### Exercise brief
Copy each line below in which the word "Size" occurs.
Begin Data excerpts
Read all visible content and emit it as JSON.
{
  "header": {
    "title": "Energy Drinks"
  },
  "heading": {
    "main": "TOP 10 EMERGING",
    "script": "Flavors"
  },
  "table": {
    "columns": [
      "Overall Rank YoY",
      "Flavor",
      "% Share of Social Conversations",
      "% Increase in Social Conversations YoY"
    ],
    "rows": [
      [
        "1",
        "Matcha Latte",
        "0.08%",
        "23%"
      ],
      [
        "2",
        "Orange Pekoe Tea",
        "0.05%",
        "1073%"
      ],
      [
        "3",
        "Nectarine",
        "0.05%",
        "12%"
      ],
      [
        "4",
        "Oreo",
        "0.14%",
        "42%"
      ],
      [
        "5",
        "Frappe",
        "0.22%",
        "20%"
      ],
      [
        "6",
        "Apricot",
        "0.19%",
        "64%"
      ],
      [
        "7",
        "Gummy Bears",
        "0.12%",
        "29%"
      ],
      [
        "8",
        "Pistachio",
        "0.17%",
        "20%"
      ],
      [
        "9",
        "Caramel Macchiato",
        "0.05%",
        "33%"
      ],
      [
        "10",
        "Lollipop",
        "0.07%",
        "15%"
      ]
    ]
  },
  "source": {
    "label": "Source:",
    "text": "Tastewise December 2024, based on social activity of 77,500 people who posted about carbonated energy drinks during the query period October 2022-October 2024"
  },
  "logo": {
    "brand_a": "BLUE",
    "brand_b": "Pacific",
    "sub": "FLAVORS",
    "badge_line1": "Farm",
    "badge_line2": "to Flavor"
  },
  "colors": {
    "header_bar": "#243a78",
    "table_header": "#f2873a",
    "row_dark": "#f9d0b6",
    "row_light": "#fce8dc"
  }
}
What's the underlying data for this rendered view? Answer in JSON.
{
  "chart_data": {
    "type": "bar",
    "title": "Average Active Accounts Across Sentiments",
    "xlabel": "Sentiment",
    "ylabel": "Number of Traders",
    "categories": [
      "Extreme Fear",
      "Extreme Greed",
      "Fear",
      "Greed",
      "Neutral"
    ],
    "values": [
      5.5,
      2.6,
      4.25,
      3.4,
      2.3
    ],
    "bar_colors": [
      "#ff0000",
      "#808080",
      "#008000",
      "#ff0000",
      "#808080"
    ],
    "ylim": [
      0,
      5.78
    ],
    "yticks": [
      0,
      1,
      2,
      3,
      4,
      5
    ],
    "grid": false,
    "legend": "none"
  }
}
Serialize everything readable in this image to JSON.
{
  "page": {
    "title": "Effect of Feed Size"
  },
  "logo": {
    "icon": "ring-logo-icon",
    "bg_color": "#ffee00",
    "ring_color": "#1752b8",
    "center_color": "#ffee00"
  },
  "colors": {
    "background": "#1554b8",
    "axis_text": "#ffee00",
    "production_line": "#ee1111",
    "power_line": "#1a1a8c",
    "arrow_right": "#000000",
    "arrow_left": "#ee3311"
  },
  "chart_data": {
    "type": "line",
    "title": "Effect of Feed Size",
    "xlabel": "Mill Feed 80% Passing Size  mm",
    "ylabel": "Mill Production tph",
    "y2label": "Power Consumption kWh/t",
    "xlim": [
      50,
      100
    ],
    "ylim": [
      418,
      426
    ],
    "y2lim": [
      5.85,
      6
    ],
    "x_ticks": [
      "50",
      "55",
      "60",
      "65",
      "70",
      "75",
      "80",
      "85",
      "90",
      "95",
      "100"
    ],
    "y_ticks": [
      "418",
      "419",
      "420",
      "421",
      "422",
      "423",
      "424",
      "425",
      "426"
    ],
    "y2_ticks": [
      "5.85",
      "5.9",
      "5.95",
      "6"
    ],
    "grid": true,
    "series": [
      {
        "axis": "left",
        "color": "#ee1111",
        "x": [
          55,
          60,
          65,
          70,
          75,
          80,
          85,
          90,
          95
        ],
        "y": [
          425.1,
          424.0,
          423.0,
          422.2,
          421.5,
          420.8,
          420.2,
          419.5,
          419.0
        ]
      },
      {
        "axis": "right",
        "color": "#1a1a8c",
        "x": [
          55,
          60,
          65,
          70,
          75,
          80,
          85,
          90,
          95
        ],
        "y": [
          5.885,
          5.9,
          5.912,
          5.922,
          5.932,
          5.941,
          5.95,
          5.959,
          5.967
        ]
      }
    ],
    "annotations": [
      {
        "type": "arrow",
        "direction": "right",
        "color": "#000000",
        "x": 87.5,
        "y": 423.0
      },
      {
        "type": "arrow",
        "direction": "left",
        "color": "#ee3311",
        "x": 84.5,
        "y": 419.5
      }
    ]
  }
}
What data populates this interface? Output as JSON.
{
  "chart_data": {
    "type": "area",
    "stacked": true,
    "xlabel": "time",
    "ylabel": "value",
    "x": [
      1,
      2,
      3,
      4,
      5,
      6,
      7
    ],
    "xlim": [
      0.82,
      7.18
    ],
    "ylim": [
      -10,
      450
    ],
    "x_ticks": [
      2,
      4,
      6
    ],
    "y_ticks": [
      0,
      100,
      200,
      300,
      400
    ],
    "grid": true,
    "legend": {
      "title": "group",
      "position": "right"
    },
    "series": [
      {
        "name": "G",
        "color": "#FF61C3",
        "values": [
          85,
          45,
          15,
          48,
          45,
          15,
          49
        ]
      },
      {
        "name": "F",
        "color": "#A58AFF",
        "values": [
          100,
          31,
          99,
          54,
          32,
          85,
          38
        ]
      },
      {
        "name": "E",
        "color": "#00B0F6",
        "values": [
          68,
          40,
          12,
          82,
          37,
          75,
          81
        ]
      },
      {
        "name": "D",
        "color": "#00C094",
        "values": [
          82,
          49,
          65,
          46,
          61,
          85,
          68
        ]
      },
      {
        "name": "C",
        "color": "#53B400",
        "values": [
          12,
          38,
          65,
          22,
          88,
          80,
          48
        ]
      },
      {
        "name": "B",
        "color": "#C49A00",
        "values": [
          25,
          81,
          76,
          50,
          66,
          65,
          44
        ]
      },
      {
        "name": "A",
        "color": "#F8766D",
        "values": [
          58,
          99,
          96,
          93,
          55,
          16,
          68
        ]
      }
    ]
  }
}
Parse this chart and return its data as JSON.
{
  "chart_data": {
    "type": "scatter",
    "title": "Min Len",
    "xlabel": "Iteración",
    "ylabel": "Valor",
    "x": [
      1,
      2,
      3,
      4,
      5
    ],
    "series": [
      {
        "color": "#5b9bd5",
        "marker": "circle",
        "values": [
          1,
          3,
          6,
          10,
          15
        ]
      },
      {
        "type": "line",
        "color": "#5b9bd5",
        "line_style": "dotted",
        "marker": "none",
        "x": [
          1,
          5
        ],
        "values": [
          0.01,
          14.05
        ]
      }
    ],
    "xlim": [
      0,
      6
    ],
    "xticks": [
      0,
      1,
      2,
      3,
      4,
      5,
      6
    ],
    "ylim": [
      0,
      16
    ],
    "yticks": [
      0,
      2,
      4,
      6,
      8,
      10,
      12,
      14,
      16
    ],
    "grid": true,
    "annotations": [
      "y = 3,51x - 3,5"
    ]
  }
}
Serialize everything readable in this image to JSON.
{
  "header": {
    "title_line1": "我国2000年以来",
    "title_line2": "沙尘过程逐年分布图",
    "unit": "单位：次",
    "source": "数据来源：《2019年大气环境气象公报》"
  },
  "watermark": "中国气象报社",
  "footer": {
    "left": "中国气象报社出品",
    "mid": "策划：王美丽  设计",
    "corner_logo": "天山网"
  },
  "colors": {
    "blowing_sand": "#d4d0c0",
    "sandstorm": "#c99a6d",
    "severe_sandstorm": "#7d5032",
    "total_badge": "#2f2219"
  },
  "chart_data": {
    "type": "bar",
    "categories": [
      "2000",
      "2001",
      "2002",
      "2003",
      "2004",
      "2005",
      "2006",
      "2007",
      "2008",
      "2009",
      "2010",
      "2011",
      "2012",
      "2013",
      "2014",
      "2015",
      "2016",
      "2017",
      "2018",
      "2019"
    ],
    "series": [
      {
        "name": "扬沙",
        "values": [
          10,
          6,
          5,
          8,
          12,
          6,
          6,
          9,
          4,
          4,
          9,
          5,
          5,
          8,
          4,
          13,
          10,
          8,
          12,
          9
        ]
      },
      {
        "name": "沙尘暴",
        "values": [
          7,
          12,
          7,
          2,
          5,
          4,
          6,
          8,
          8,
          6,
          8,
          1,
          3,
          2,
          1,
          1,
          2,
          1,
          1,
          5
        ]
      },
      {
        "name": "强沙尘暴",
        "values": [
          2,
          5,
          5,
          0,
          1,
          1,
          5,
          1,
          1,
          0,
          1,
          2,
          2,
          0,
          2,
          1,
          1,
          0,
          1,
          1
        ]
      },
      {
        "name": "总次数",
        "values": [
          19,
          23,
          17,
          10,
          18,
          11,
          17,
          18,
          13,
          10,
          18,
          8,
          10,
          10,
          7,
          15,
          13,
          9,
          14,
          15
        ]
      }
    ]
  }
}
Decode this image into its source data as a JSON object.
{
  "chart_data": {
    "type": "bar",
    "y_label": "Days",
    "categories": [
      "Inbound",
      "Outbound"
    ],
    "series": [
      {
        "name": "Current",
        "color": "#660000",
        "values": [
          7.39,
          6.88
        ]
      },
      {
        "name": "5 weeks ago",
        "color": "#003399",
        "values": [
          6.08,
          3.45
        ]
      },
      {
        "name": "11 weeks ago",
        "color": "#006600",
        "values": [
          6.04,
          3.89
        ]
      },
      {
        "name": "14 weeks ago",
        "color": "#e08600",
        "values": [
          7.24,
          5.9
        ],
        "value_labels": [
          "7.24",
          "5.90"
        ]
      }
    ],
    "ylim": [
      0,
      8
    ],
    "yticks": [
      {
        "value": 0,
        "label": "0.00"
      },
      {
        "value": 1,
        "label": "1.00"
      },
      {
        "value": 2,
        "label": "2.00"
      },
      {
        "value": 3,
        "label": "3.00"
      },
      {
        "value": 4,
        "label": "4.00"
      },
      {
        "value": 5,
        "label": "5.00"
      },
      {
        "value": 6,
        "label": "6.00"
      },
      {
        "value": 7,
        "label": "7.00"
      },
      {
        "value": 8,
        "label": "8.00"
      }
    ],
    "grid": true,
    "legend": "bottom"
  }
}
End Data excerpts
### Expected answer
    "title": "Effect of Feed Size"
    "title": "Effect of Feed Size",
    "xlabel": "Mill Feed 80% Passing Size  mm",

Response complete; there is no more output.